Stored data:
• • • • • • •

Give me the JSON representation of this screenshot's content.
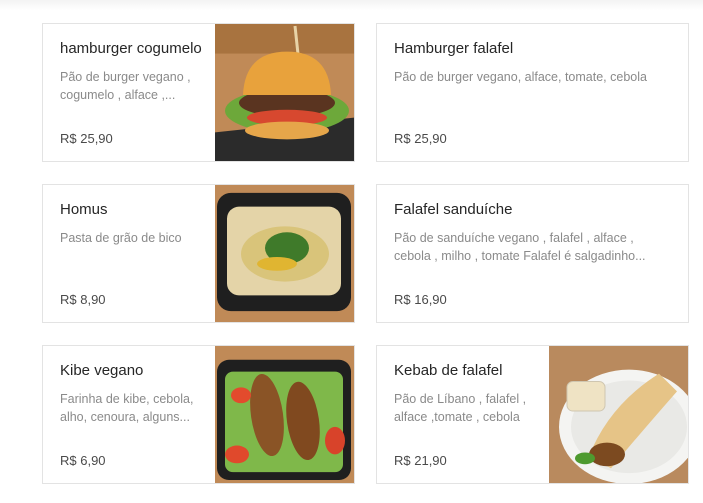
{
  "menu": {
    "items": [
      {
        "title": "hamburger cogumelo",
        "description": "Pão de burger vegano , cogumelo , alface ,...",
        "price": "R$ 25,90"
      },
      {
        "title": "Hamburger falafel",
        "description": "Pão de burger vegano, alface, tomate, cebola",
        "price": "R$ 25,90"
      },
      {
        "title": "Homus",
        "description": "Pasta de grão de bico",
        "price": "R$ 8,90"
      },
      {
        "title": "Falafel sanduíche",
        "description": "Pão de sanduíche vegano , falafel , alface , cebola , milho , tomate Falafel é salgadinho...",
        "price": "R$ 16,90"
      },
      {
        "title": "Kibe vegano",
        "description": "Farinha de kibe, cebola, alho, cenoura, alguns...",
        "price": "R$ 6,90"
      },
      {
        "title": "Kebab de falafel",
        "description": "Pão de Líbano , falafel , alface ,tomate , cebola",
        "price": "R$ 21,90"
      }
    ]
  }
}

• • • • • • •

Short exercise: From the material above, reproduce everything verbatim except the pictures.

Solved exercise:
Give me the JSON representation of this screenshot's content.
{
  "menu": {
    "items": [
      {
        "title": "hamburger cogumelo",
        "description": "Pão de burger vegano , cogumelo , alface ,...",
        "price": "R$ 25,90"
      },
      {
        "title": "Hamburger falafel",
        "description": "Pão de burger vegano, alface, tomate, cebola",
        "price": "R$ 25,90"
      },
      {
        "title": "Homus",
        "description": "Pasta de grão de bico",
        "price": "R$ 8,90"
      },
      {
        "title": "Falafel sanduíche",
        "description": "Pão de sanduíche vegano , falafel , alface , cebola , milho , tomate Falafel é salgadinho...",
        "price": "R$ 16,90"
      },
      {
        "title": "Kibe vegano",
        "description": "Farinha de kibe, cebola, alho, cenoura, alguns...",
        "price": "R$ 6,90"
      },
      {
        "title": "Kebab de falafel",
        "description": "Pão de Líbano , falafel , alface ,tomate , cebola",
        "price": "R$ 21,90"
      }
    ]
  }
}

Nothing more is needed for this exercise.